_Aim_
Show each line in the items below that contains the string "sell".

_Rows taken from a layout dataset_
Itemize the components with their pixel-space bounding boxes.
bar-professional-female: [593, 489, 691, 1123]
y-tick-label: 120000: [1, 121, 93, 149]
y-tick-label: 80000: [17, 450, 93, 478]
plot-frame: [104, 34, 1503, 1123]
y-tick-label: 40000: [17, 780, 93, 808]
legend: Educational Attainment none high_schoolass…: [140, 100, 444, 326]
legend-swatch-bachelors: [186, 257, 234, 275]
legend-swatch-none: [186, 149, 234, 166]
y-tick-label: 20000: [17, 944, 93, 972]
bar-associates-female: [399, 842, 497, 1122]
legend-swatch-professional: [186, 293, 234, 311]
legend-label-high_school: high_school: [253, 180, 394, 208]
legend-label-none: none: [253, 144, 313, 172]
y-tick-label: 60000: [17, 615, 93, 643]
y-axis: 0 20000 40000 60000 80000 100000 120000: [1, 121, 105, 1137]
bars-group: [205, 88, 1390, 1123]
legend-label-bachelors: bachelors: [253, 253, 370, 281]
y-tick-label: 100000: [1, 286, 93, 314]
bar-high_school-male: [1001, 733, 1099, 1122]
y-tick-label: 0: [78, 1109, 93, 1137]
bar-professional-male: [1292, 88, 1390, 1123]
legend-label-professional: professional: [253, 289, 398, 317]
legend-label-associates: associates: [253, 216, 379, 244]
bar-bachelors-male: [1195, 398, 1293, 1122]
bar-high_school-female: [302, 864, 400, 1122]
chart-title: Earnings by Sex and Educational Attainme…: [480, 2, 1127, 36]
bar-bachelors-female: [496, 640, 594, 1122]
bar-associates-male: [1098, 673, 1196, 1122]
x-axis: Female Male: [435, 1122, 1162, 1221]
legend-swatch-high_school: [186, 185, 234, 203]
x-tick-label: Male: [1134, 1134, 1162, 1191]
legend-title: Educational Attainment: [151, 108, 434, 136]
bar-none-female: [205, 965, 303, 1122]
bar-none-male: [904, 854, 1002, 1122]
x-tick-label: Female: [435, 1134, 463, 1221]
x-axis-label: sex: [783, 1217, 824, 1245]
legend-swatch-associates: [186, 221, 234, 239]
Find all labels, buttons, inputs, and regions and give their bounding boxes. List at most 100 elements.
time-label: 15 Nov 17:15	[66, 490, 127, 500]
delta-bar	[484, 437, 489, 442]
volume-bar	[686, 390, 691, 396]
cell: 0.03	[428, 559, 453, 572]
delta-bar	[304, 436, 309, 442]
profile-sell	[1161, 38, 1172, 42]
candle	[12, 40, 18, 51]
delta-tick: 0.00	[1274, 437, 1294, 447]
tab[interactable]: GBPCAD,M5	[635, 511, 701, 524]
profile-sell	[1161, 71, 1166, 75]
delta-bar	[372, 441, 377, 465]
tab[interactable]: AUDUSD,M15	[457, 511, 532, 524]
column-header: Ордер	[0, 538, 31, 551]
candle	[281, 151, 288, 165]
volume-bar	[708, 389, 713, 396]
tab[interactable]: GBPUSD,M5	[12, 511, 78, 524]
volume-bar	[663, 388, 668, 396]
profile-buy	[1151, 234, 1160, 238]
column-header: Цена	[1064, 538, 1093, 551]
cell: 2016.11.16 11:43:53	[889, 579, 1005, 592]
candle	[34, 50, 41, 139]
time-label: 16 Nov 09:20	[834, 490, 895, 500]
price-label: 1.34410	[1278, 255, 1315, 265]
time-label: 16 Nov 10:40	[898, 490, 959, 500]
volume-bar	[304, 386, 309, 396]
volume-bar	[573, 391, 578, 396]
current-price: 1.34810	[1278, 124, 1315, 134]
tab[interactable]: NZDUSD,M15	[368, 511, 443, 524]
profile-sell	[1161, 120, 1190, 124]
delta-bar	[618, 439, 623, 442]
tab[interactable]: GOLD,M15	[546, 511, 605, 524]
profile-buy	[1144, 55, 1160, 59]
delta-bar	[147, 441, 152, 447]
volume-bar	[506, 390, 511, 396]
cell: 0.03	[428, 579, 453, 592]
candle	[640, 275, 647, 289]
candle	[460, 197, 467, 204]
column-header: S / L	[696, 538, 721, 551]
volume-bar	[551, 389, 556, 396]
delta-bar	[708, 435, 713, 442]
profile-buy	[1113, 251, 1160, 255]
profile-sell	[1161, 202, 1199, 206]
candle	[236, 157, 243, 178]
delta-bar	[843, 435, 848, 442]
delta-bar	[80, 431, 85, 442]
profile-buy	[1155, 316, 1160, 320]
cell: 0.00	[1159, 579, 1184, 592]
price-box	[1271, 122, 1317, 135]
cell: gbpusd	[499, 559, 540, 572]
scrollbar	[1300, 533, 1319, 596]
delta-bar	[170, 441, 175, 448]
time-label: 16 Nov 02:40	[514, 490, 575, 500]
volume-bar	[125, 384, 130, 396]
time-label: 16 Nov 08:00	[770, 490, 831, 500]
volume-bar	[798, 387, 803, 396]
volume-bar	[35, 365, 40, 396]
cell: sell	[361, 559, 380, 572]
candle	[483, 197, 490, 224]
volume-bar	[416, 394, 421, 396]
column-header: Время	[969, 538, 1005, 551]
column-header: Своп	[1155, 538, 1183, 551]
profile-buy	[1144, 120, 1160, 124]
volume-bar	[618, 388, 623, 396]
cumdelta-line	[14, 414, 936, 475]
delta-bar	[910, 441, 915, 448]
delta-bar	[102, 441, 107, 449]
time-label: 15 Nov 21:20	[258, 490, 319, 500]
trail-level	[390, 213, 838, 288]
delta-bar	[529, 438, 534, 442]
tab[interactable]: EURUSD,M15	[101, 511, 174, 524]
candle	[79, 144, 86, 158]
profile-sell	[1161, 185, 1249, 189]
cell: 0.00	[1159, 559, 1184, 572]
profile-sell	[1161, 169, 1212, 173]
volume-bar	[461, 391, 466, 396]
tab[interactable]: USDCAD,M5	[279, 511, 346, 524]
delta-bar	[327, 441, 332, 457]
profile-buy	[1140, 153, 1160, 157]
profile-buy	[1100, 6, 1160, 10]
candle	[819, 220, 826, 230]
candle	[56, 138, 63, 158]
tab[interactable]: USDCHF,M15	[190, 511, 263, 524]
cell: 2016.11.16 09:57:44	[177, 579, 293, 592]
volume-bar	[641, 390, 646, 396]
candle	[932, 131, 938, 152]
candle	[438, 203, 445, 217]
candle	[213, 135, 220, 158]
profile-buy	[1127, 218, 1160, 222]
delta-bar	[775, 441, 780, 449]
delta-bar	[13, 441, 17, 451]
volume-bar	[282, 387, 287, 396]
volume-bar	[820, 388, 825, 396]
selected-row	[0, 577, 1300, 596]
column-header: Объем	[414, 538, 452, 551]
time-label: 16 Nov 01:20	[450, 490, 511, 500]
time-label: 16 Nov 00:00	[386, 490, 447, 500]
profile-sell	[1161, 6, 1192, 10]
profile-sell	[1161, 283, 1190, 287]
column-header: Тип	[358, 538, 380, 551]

_Result_
profile-sell	[1161, 38, 1172, 42]
profile-sell	[1161, 71, 1166, 75]
profile-sell	[1161, 120, 1190, 124]
profile-sell	[1161, 202, 1199, 206]
cell: sell	[361, 559, 380, 572]
profile-sell	[1161, 185, 1249, 189]
profile-sell	[1161, 169, 1212, 173]
profile-sell	[1161, 6, 1192, 10]
profile-sell	[1161, 283, 1190, 287]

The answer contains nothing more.